- _What you have to do_
Transcribe all the entries word for word, omitting any pictures they contain.

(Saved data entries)
_ _ _ _ _

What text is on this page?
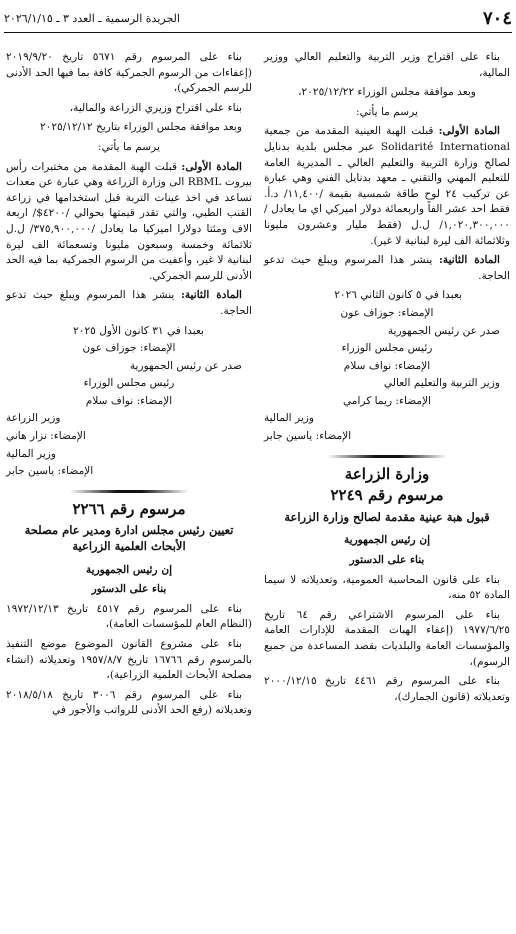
٧٠٤
الجريدة الرسمية ـ العدد ٣ ـ ٢٠٢٦/١/١٥

بناء على اقتراح وزير التربية والتعليم العالي ووزير المالية،

وبعد موافقة مجلس الوزراء ٢٠٢٥/١٢/٢٢،

يرسم ما يأتي:

المادة الأولى: قبلت الهبة العينية المقدمة من جمعية Solidarité International عبر مجلس بلدية بدنايل لصالح وزارة التربية والتعليم العالي ـ المديرية العامة للتعليم المهني والتقني ـ معهد بدنايل الفني وهي عبارة عن تركيب ٢٤ لوح طاقة شمسية بقيمة /١١,٤٠٠/ د.أ. فقط احد عشر الفاً واربعمائة دولار اميركي اي ما يعادل /١,٠٢٠,٣٠٠,٠٠٠/ ل.ل (فقط مليار وعشرون مليونا وثلاثمائة الف ليرة لبنانية لا غير).

المادة الثانية: ينشر هذا المرسوم ويبلغ حيث تدعو الحاجة.

بعبدا في ٥ كانون الثاني ٢٠٢٦

الإمضاء: جوزاف عون

صدر عن رئيس الجمهورية

رئيس مجلس الوزراء

الإمضاء: نواف سلام

وزير التربية والتعليم العالي

الإمضاء: ريما كرامي

وزير المالية

الإمضاء: ياسين جابر

وزارة الزراعة
مرسوم رقم ٢٢٤٩
قبول هبة عينية مقدمة لصالح وزارة الزراعة

إن رئيس الجمهورية

بناء على الدستور

بناء على قانون المحاسبة العمومية، وتعديلاته لا سيما المادة ٥٢ منه،

بناء على المرسوم الاشتراعي رقم ٦٤ تاريخ ١٩٧٧/٦/٢٥ (إعفاء الهبات المقدمة للإدارات العامة والمؤسسات العامة والبلديات بقصد المساعدة من جميع الرسوم)،

بناء على المرسوم رقم ٤٤٦١ تاريخ ٢٠٠٠/١٢/١٥ وتعديلاته (قانون الجمارك)،

بناء على المرسوم رقم ٥٦٧١ تاريخ ٢٠١٩/٩/٢٠ (إعفاءات من الرسوم الجمركية كافة بما فيها الحد الأدنى للرسم الجمركي)،

بناء على اقتراح وزيري الزراعة والمالية،

وبعد موافقة مجلس الوزراء بتاريخ ٢٠٢٥/١٢/١٢

يرسم ما يأتي:

المادة الأولى: قبلت الهبة المقدمة من مختبرات رأس بيروت RBML الى وزارة الزراعة وهي عبارة عن معدات تساعد في اخذ عينات التربة قبل استخدامها في زراعة القنب الطبي، والتي تقدر قيمتها بحوالي /٤٢٠٠$/ اربعة الاف ومئتا دولارا اميركيا ما يعادل /٣٧٥,٩٠٠,٠٠٠/ ل.ل ثلاثمائة وخمسة وسبعون مليونا وتسعمائة الف ليرة لبنانية لا غير، وأعفيت من الرسوم الجمركية بما فيه الحد الأدنى للرسم الجمركي.

المادة الثانية: ينشر هذا المرسوم ويبلغ حيث تدعو الحاجة.

بعبدا في ٣١ كانون الأول ٢٠٢٥

الإمضاء: جوزاف عون

صدر عن رئيس الجمهورية

رئيس مجلس الوزراء

الإمضاء: نواف سلام

وزير الزراعة

الإمضاء: نزار هاني

وزير المالية

الإمضاء: ياسين جابر

مرسوم رقم ٢٢٦٦
تعيين رئيس مجلس ادارة ومدير عام مصلحة الأبحاث العلمية الزراعية

إن رئيس الجمهورية

بناء على الدستور

بناء على المرسوم رقم ٤٥١٧ تاريخ ١٩٧٢/١٢/١٣ (النظام العام للمؤسسات العامة)،

بناء على مشروع القانون الموضوع موضع التنفيذ بالمرسوم رقم ١٦٧٦٦ تاريخ ١٩٥٧/٨/٧ وتعديلاته (انشاء مصلحة الأبحاث العلمية الزراعية)،

بناء على المرسوم رقم ٣٠٠٦ تاريخ ٢٠١٨/٥/١٨ وتعديلاته (رفع الحد الأدنى للرواتب والأجور في
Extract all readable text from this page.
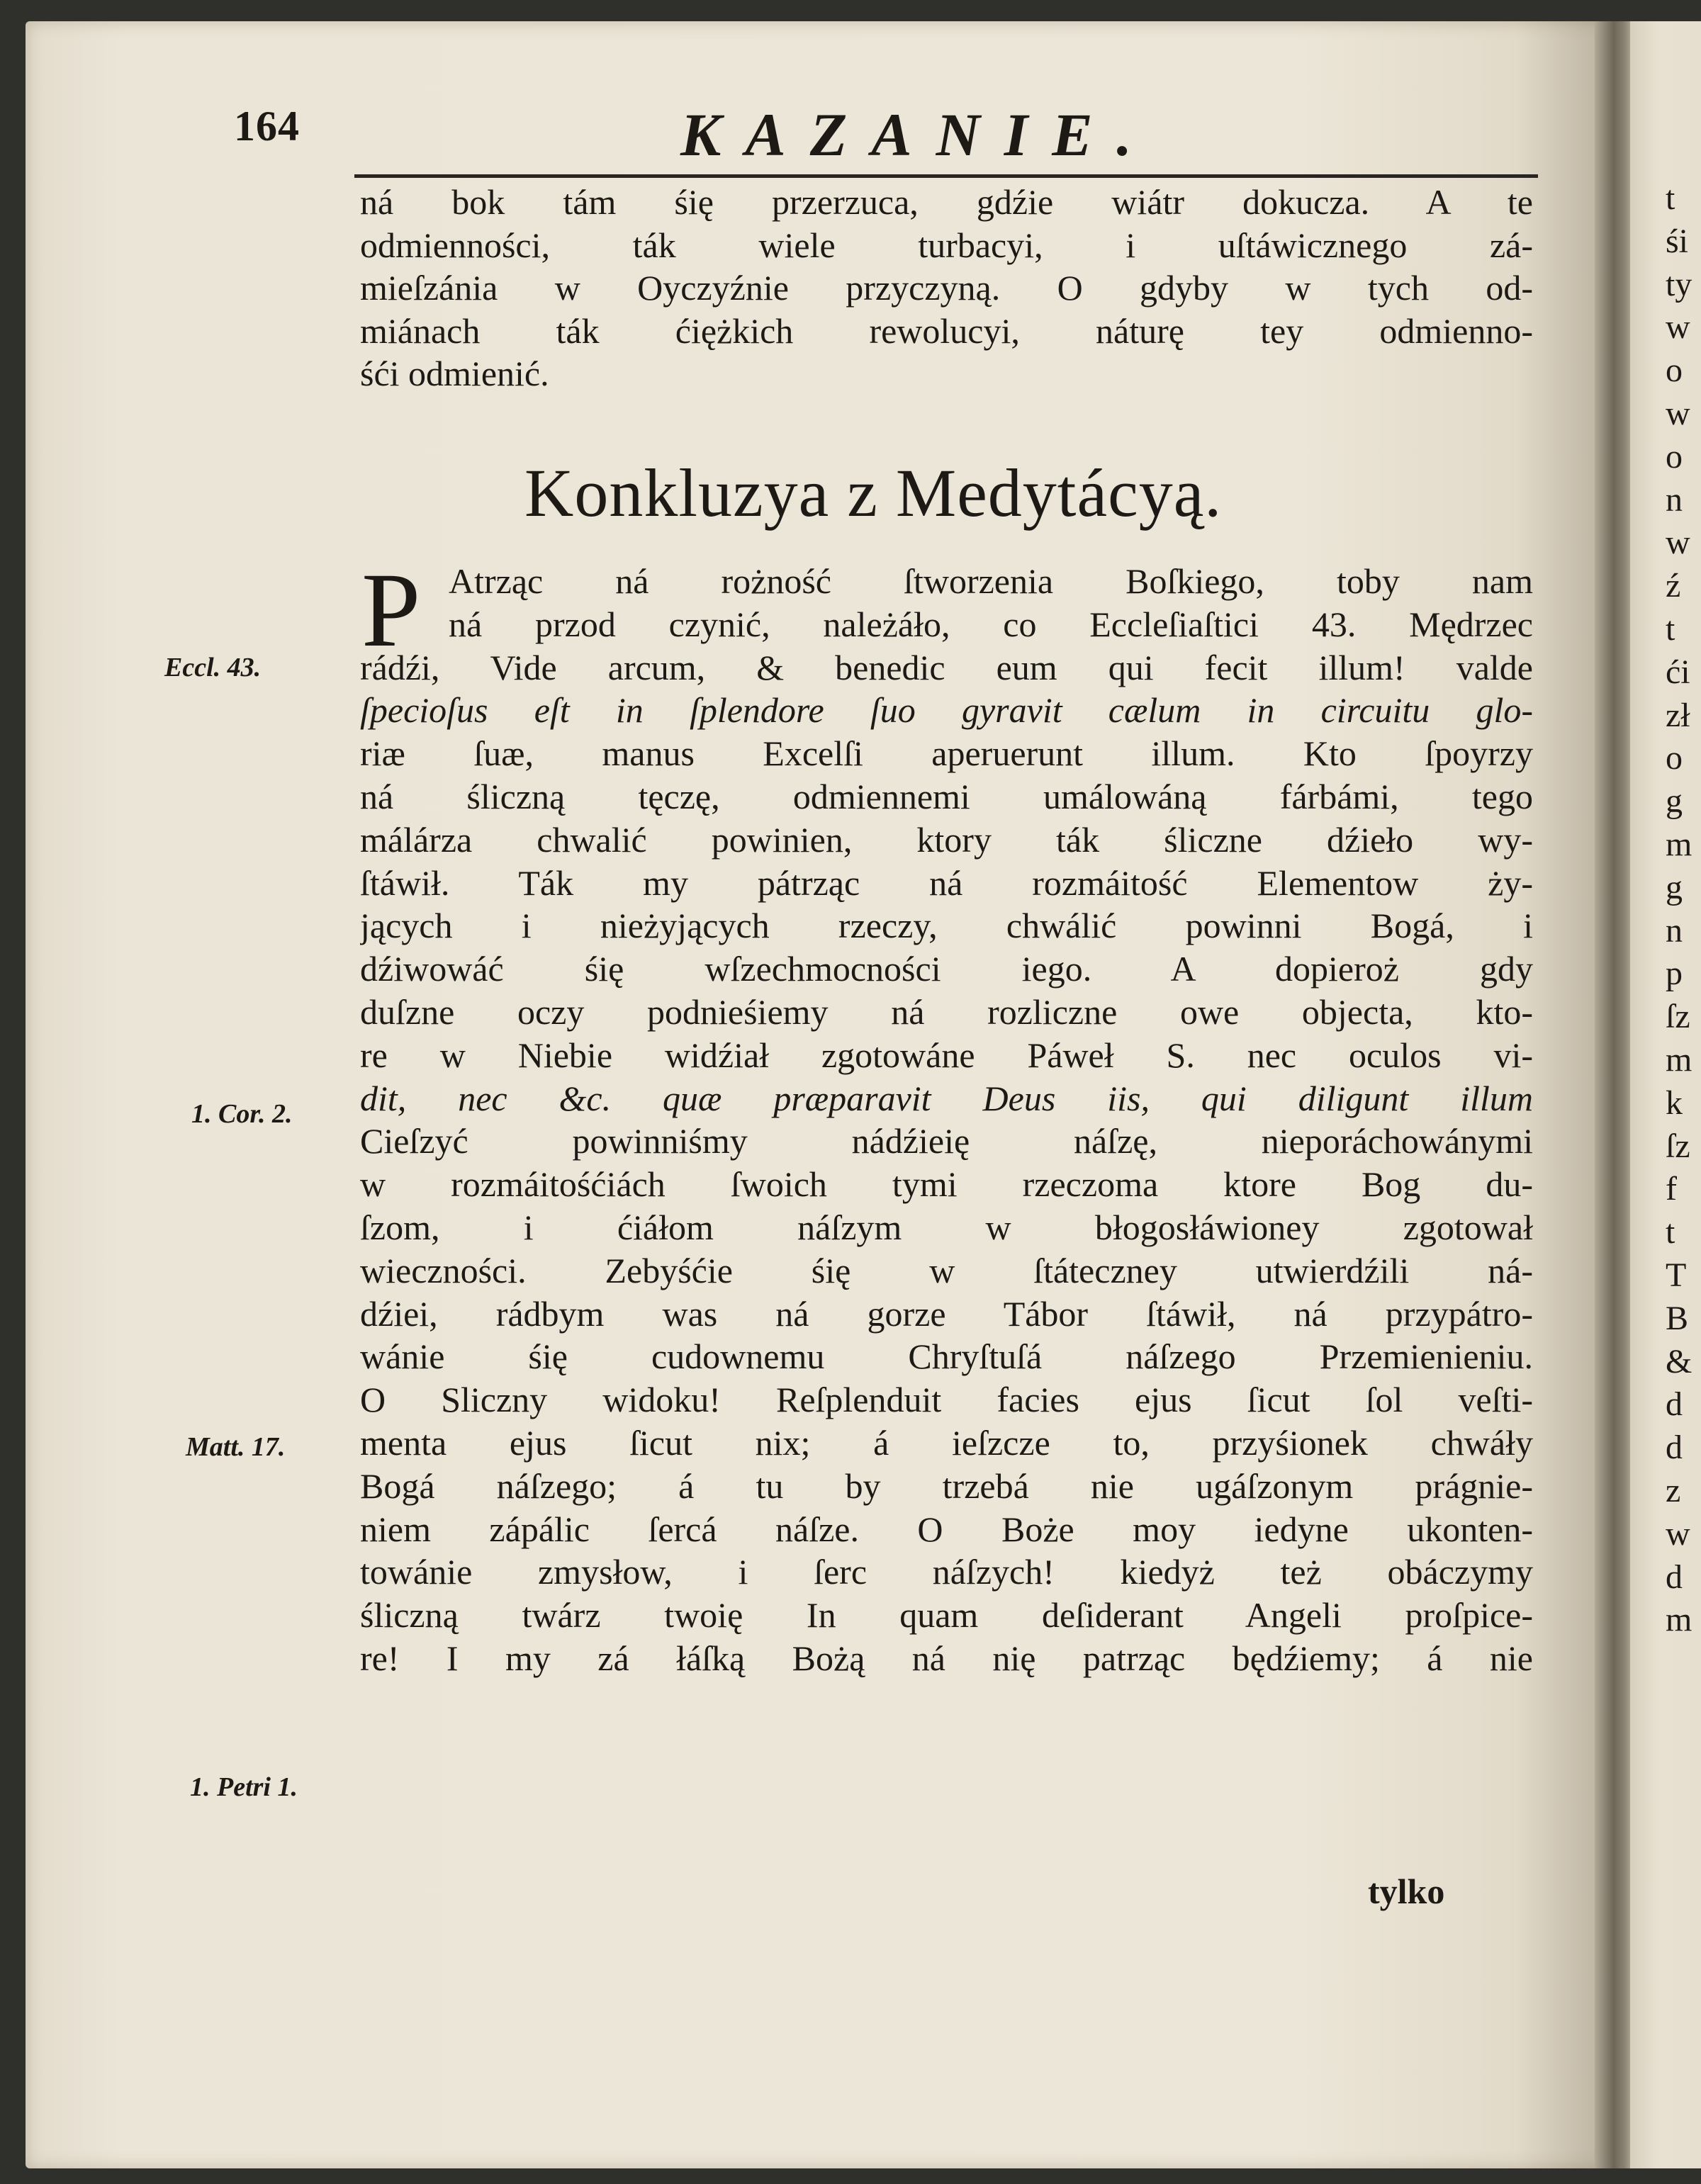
164	KAZANIE.
ná bok tám śię przerzuca, gdźie wiátr dokucza. A te
odmienności, ták wiele turbacyi, i uſtáwicznego zá-
mieſzánia w Oyczyźnie przyczyną. O gdyby w tych od-
miánach ták ćiężkich rewolucyi, náturę tey odmienno-
śći odmienić.
Konkluzya z Medytácyą.
P Atrząc ná rożność ſtworzenia Boſkiego, toby nam
ná przod czynić, należáło, co Eccleſiaſtici 43. Mędrzec
rádźi, Vide arcum, & benedic eum qui fecit illum! valde
ſpecioſus eſt in ſplendore ſuo gyravit cælum in circuitu glo-
riæ ſuæ, manus Excelſi aperuerunt illum. Kto ſpoyrzy
ná śliczną tęczę, odmiennemi umálowáną fárbámi, tego
málárza chwalić powinien, ktory ták śliczne dźieło wy-
ſtáwił. Ták my pátrząc ná rozmáitość Elementow ży-
jących i nieżyjących rzeczy, chwálić powinni Bogá, i
dźiwowáć śię wſzechmocności iego. A dopieroż gdy
duſzne oczy podnieśiemy ná rozliczne owe objecta, kto-
re w Niebie widźiał zgotowáne Páweł S. nec oculos vi-
dit, nec &c. quæ præparavit Deus iis, qui diligunt illum
Cieſzyć powinniśmy nádźieię náſzę, nieporáchowánymi
w rozmáitośćiách ſwoich tymi rzeczoma ktore Bog du-
ſzom, i ćiáłom náſzym w błogosłáwioney zgotował
wieczności. Zebyśćie śię w ſtáteczney utwierdźili ná-
dźiei, rádbym was ná gorze Tábor ſtáwił, ná przypátro-
wánie śię cudownemu Chryſtuſá náſzego Przemienieniu.
O Sliczny widoku! Reſplenduit facies ejus ſicut ſol veſti-
menta ejus ſicut nix; á ieſzcze to, przyśionek chwáły
Bogá náſzego; á tu by trzebá nie ugáſzonym prágnie-
niem zápálic ſercá náſze. O Boże moy iedyne ukonten-
towánie zmysłow, i ſerc náſzych! kiedyż też obáczymy
śliczną twárz twoię In quam deſiderant Angeli proſpice-
re! I my zá łáſką Bożą ná nię patrząc będźiemy; á nie
tylko
Eccl. 43.
1. Cor. 2.
Matt. 17.
1. Petri 1.
t
śi
ty
w
o
w
o
n
w
ź
t
ći
zł
o
g
m
g
n
p
ſz
m
k
ſz
f
t
T
B
&
d
d
z
w
d
m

_ _ _ _ _

- _Solution for this problem_
What text is on this page?
٧٠٤
الجريدة الرسمية ـ العدد ٣ ـ ٢٠٢٦/١/١٥

بناء على اقتراح وزير التربية والتعليم العالي ووزير المالية،

وبعد موافقة مجلس الوزراء ٢٠٢٥/١٢/٢٢،

يرسم ما يأتي:

المادة الأولى: قبلت الهبة العينية المقدمة من جمعية Solidarité International عبر مجلس بلدية بدنايل لصالح وزارة التربية والتعليم العالي ـ المديرية العامة للتعليم المهني والتقني ـ معهد بدنايل الفني وهي عبارة عن تركيب ٢٤ لوح طاقة شمسية بقيمة /١١,٤٠٠/ د.أ. فقط احد عشر الفاً واربعمائة دولار اميركي اي ما يعادل /١,٠٢٠,٣٠٠,٠٠٠/ ل.ل (فقط مليار وعشرون مليونا وثلاثمائة الف ليرة لبنانية لا غير).

المادة الثانية: ينشر هذا المرسوم ويبلغ حيث تدعو الحاجة.

بعبدا في ٥ كانون الثاني ٢٠٢٦

الإمضاء: جوزاف عون

صدر عن رئيس الجمهورية

رئيس مجلس الوزراء

الإمضاء: نواف سلام

وزير التربية والتعليم العالي

الإمضاء: ريما كرامي

وزير المالية

الإمضاء: ياسين جابر

وزارة الزراعة
مرسوم رقم ٢٢٤٩
قبول هبة عينية مقدمة لصالح وزارة الزراعة

إن رئيس الجمهورية

بناء على الدستور

بناء على قانون المحاسبة العمومية، وتعديلاته لا سيما المادة ٥٢ منه،

بناء على المرسوم الاشتراعي رقم ٦٤ تاريخ ١٩٧٧/٦/٢٥ (إعفاء الهبات المقدمة للإدارات العامة والمؤسسات العامة والبلديات بقصد المساعدة من جميع الرسوم)،

بناء على المرسوم رقم ٤٤٦١ تاريخ ٢٠٠٠/١٢/١٥ وتعديلاته (قانون الجمارك)،

بناء على المرسوم رقم ٥٦٧١ تاريخ ٢٠١٩/٩/٢٠ (إعفاءات من الرسوم الجمركية كافة بما فيها الحد الأدنى للرسم الجمركي)،

بناء على اقتراح وزيري الزراعة والمالية،

وبعد موافقة مجلس الوزراء بتاريخ ٢٠٢٥/١٢/١٢

يرسم ما يأتي:

المادة الأولى: قبلت الهبة المقدمة من مختبرات رأس بيروت RBML الى وزارة الزراعة وهي عبارة عن معدات تساعد في اخذ عينات التربة قبل استخدامها في زراعة القنب الطبي، والتي تقدر قيمتها بحوالي /٤٢٠٠$/ اربعة الاف ومئتا دولارا اميركيا ما يعادل /٣٧٥,٩٠٠,٠٠٠/ ل.ل ثلاثمائة وخمسة وسبعون مليونا وتسعمائة الف ليرة لبنانية لا غير، وأعفيت من الرسوم الجمركية بما فيه الحد الأدنى للرسم الجمركي.

المادة الثانية: ينشر هذا المرسوم ويبلغ حيث تدعو الحاجة.

بعبدا في ٣١ كانون الأول ٢٠٢٥

الإمضاء: جوزاف عون

صدر عن رئيس الجمهورية

رئيس مجلس الوزراء

الإمضاء: نواف سلام

وزير الزراعة

الإمضاء: نزار هاني

وزير المالية

الإمضاء: ياسين جابر

مرسوم رقم ٢٢٦٦
تعيين رئيس مجلس ادارة ومدير عام مصلحة الأبحاث العلمية الزراعية

إن رئيس الجمهورية

بناء على الدستور

بناء على المرسوم رقم ٤٥١٧ تاريخ ١٩٧٢/١٢/١٣ (النظام العام للمؤسسات العامة)،

بناء على مشروع القانون الموضوع موضع التنفيذ بالمرسوم رقم ١٦٧٦٦ تاريخ ١٩٥٧/٨/٧ وتعديلاته (انشاء مصلحة الأبحاث العلمية الزراعية)،

بناء على المرسوم رقم ٣٠٠٦ تاريخ ٢٠١٨/٥/١٨ وتعديلاته (رفع الحد الأدنى للرواتب والأجور في
Extract all readable text from this page.
164	KAZANIE.
ná bok tám śię przerzuca, gdźie wiátr dokucza. A te
odmienności, ták wiele turbacyi, i uſtáwicznego zá-
mieſzánia w Oyczyźnie przyczyną. O gdyby w tych od-
miánach ták ćiężkich rewolucyi, náturę tey odmienno-
śći odmienić.
Konkluzya z Medytácyą.
P Atrząc ná rożność ſtworzenia Boſkiego, toby nam
ná przod czynić, należáło, co Eccleſiaſtici 43. Mędrzec
rádźi, Vide arcum, & benedic eum qui fecit illum! valde
ſpecioſus eſt in ſplendore ſuo gyravit cælum in circuitu glo-
riæ ſuæ, manus Excelſi aperuerunt illum. Kto ſpoyrzy
ná śliczną tęczę, odmiennemi umálowáną fárbámi, tego
málárza chwalić powinien, ktory ták śliczne dźieło wy-
ſtáwił. Ták my pátrząc ná rozmáitość Elementow ży-
jących i nieżyjących rzeczy, chwálić powinni Bogá, i
dźiwowáć śię wſzechmocności iego. A dopieroż gdy
duſzne oczy podnieśiemy ná rozliczne owe objecta, kto-
re w Niebie widźiał zgotowáne Páweł S. nec oculos vi-
dit, nec &c. quæ præparavit Deus iis, qui diligunt illum
Cieſzyć powinniśmy nádźieię náſzę, nieporáchowánymi
w rozmáitośćiách ſwoich tymi rzeczoma ktore Bog du-
ſzom, i ćiáłom náſzym w błogosłáwioney zgotował
wieczności. Zebyśćie śię w ſtáteczney utwierdźili ná-
dźiei, rádbym was ná gorze Tábor ſtáwił, ná przypátro-
wánie śię cudownemu Chryſtuſá náſzego Przemienieniu.
O Sliczny widoku! Reſplenduit facies ejus ſicut ſol veſti-
menta ejus ſicut nix; á ieſzcze to, przyśionek chwáły
Bogá náſzego; á tu by trzebá nie ugáſzonym prágnie-
niem zápálic ſercá náſze. O Boże moy iedyne ukonten-
towánie zmysłow, i ſerc náſzych! kiedyż też obáczymy
śliczną twárz twoię In quam deſiderant Angeli proſpice-
re! I my zá łáſką Bożą ná nię patrząc będźiemy; á nie
tylko
Eccl. 43.
1. Cor. 2.
Matt. 17.
1. Petri 1.
t
śi
ty
w
o
w
o
n
w
ź
t
ći
zł
o
g
m
g
n
p
ſz
m
k
ſz
f
t
T
B
&
d
d
z
w
d
m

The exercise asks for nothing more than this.